- _EXERCISE INSTRUCTIONS_: Pick out each line below containing "detached".

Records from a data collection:
* * * * *

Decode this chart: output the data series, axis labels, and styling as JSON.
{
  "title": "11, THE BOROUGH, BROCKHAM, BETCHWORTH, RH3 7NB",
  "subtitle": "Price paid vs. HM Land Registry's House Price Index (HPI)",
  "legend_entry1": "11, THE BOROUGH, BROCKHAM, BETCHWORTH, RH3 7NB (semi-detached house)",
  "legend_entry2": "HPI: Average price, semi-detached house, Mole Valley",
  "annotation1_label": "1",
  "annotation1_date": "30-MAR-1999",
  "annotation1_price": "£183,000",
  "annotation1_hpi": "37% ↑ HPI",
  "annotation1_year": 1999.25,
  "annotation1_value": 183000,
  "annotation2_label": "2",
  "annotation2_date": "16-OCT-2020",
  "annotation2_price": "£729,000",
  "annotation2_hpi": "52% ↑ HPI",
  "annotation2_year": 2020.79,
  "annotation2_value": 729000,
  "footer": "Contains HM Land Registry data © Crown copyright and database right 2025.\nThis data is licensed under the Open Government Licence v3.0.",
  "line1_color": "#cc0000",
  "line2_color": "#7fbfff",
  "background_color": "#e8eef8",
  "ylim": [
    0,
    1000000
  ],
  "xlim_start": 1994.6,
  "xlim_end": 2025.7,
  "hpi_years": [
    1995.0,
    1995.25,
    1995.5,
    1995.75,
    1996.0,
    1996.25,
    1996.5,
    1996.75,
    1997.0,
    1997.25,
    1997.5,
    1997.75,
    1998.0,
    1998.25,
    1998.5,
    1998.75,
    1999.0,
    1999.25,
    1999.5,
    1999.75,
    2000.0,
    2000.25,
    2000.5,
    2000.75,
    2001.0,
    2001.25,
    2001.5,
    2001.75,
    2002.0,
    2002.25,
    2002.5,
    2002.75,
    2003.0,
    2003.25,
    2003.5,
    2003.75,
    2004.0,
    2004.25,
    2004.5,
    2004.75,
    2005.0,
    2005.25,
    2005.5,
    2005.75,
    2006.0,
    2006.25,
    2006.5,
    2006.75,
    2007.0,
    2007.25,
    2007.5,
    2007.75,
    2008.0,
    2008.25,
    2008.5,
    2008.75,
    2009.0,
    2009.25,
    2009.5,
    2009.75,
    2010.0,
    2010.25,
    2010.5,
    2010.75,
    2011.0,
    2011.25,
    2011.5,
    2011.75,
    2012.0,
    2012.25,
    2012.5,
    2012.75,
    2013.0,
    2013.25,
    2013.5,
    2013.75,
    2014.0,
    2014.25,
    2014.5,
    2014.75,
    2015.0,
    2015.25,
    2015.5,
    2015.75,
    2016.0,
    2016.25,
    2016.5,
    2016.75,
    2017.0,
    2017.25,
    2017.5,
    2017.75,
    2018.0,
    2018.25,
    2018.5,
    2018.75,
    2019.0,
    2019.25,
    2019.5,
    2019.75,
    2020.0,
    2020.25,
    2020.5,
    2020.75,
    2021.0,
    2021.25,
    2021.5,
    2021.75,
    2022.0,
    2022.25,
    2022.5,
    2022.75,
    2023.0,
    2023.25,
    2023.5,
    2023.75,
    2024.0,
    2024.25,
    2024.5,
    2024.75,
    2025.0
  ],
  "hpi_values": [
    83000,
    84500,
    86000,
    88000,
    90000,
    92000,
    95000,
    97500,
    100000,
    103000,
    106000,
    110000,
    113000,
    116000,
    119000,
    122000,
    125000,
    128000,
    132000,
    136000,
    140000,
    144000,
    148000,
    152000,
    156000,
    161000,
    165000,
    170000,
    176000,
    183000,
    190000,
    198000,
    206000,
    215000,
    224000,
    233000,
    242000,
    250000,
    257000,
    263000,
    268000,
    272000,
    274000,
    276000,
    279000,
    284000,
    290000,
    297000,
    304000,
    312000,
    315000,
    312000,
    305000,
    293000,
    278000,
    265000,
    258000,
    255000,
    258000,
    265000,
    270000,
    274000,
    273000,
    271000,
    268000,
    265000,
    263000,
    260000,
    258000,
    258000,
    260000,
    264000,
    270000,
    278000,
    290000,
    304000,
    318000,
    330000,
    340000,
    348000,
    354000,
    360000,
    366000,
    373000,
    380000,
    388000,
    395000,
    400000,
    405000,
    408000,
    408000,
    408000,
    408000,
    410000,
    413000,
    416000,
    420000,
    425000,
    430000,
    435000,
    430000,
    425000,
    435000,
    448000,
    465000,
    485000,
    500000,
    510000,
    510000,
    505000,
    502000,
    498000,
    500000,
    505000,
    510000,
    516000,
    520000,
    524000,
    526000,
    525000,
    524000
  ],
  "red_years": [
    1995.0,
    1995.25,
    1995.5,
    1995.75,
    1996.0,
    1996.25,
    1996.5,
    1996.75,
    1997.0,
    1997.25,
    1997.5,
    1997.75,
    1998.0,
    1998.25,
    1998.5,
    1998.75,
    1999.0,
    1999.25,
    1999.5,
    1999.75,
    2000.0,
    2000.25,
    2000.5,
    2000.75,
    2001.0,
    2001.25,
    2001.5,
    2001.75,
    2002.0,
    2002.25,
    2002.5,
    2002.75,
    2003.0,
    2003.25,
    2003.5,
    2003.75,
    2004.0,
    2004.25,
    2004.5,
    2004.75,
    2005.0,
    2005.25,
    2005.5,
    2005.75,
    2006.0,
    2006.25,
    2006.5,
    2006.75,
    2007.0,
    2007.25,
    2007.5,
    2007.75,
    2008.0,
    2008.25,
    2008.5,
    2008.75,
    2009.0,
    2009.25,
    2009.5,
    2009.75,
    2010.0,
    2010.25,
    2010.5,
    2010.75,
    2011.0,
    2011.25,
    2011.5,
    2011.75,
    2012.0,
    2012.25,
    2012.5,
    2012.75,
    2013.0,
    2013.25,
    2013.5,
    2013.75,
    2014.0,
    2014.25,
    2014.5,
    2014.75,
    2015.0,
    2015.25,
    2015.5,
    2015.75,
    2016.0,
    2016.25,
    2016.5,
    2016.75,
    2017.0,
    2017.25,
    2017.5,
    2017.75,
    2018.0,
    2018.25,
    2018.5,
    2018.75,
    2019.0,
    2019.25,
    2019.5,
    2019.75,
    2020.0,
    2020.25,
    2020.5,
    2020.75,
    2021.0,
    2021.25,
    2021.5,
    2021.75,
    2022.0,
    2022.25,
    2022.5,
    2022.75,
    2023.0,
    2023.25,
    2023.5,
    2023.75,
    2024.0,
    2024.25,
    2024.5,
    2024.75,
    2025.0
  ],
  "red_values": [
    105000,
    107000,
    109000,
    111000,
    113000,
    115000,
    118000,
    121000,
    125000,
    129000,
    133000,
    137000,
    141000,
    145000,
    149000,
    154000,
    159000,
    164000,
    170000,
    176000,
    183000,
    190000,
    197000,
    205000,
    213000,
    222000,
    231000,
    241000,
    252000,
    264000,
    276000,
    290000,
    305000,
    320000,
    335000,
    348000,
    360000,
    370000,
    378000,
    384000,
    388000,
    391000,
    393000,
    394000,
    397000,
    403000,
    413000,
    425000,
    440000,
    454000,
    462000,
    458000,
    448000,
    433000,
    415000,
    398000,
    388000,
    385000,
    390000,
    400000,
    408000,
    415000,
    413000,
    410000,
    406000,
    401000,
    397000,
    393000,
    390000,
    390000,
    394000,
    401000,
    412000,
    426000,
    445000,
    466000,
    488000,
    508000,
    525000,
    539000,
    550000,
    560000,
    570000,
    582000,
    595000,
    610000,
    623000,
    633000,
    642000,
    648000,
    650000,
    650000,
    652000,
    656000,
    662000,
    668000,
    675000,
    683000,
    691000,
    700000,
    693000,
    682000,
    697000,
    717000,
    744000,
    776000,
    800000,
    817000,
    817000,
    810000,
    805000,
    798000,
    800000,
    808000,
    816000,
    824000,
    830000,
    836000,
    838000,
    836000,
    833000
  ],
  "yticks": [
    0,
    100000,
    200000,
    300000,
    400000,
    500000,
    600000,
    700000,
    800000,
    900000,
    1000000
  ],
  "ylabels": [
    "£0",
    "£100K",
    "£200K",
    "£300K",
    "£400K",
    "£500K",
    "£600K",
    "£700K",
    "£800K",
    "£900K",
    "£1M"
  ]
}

* * * * *

- _PROBLEM SOLUTION_:
  "legend_entry1": "11, THE BOROUGH, BROCKHAM, BETCHWORTH, RH3 7NB (semi-detached house)",
  "legend_entry2": "HPI: Average price, semi-detached house, Mole Valley",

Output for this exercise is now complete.